**Required task**
Copy every line of the following data that includes the string "color".

Figure content listings
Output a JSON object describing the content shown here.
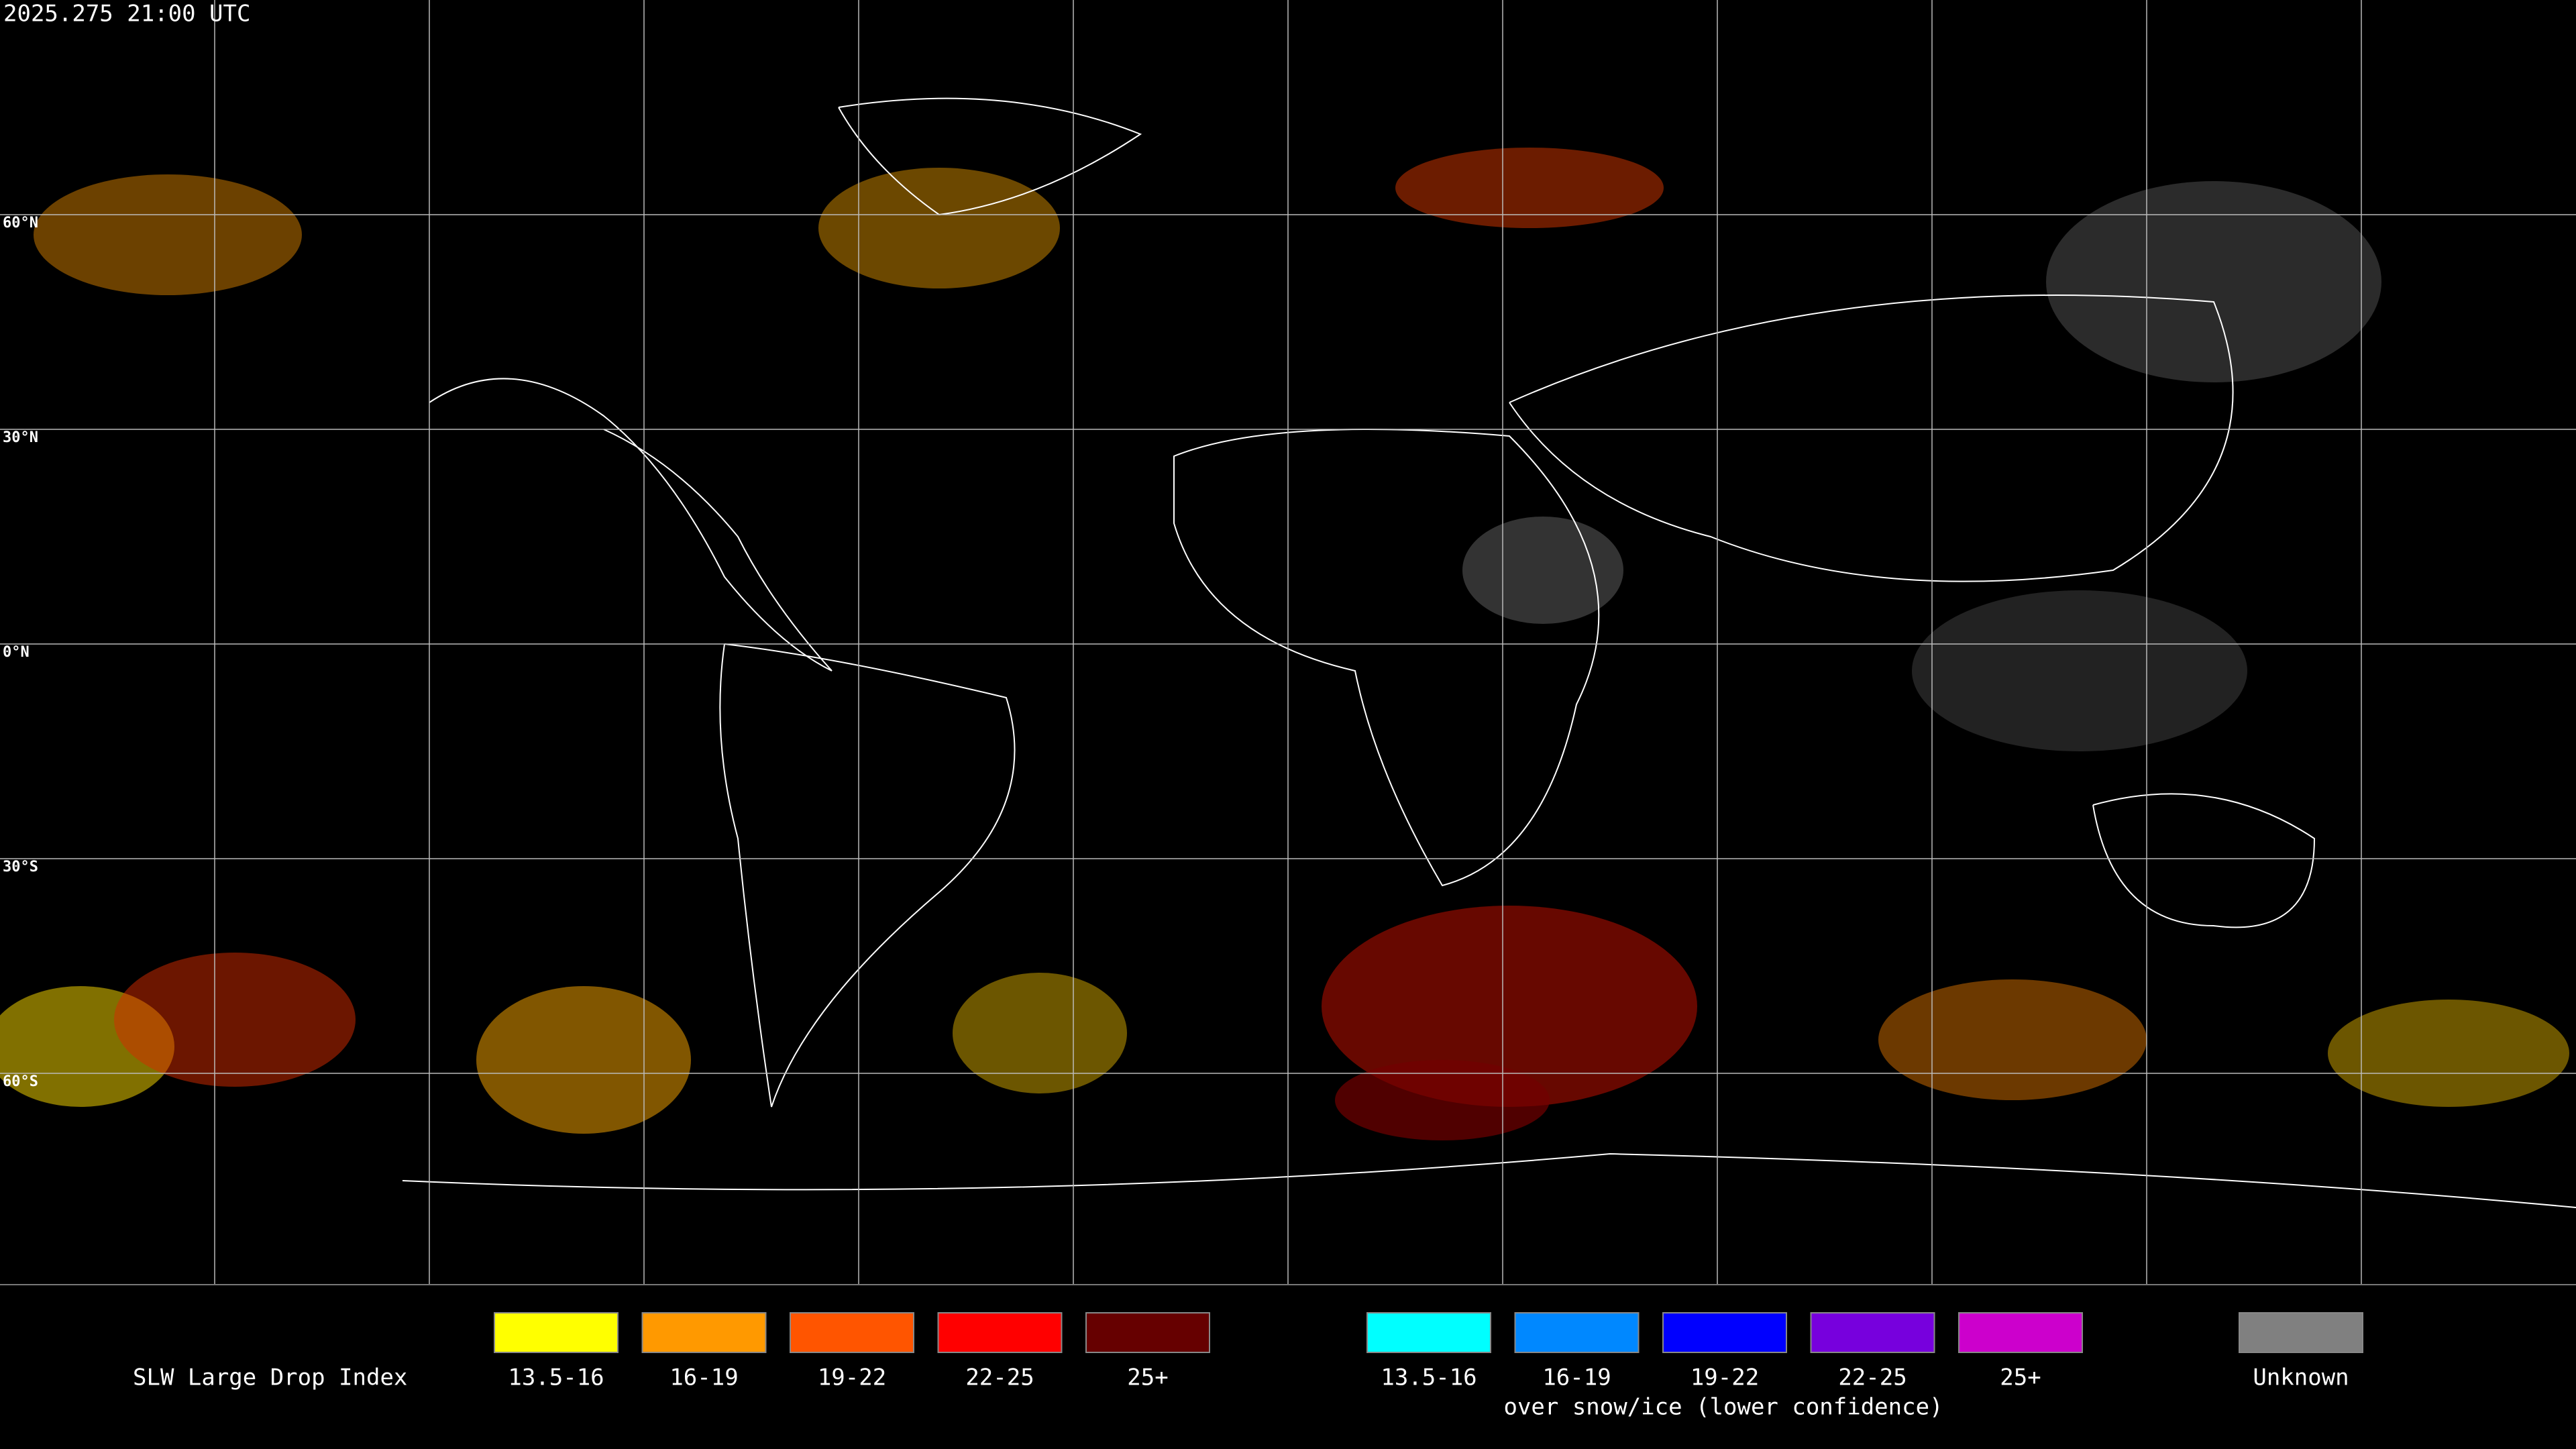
{
  "header": {
    "timestamp": "2025.275 21:00 UTC"
  },
  "grid": {
    "lat_labels": [
      "60°N",
      "30°N",
      "0°N",
      "30°S",
      "60°S"
    ]
  },
  "legend": {
    "title": "SLW Large Drop Index",
    "main": [
      {
        "label": "13.5-16",
        "color": "#ffff00"
      },
      {
        "label": "16-19",
        "color": "#ff9900"
      },
      {
        "label": "19-22",
        "color": "#ff5500"
      },
      {
        "label": "22-25",
        "color": "#ff0000"
      },
      {
        "label": "25+",
        "color": "#660000"
      }
    ],
    "snow": [
      {
        "label": "13.5-16",
        "color": "#00ffff"
      },
      {
        "label": "16-19",
        "color": "#0088ff"
      },
      {
        "label": "19-22",
        "color": "#0000ff"
      },
      {
        "label": "22-25",
        "color": "#7700dd"
      },
      {
        "label": "25+",
        "color": "#cc00cc"
      }
    ],
    "snow_note": "over snow/ice (lower confidence)",
    "unknown": {
      "label": "Unknown",
      "color": "#808080"
    }
  }
}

**Problem solution**
        "color": "#ffff00"
        "color": "#ff9900"
        "color": "#ff5500"
        "color": "#ff0000"
        "color": "#660000"
        "color": "#00ffff"
        "color": "#0088ff"
        "color": "#0000ff"
        "color": "#7700dd"
        "color": "#cc00cc"
      "color": "#808080"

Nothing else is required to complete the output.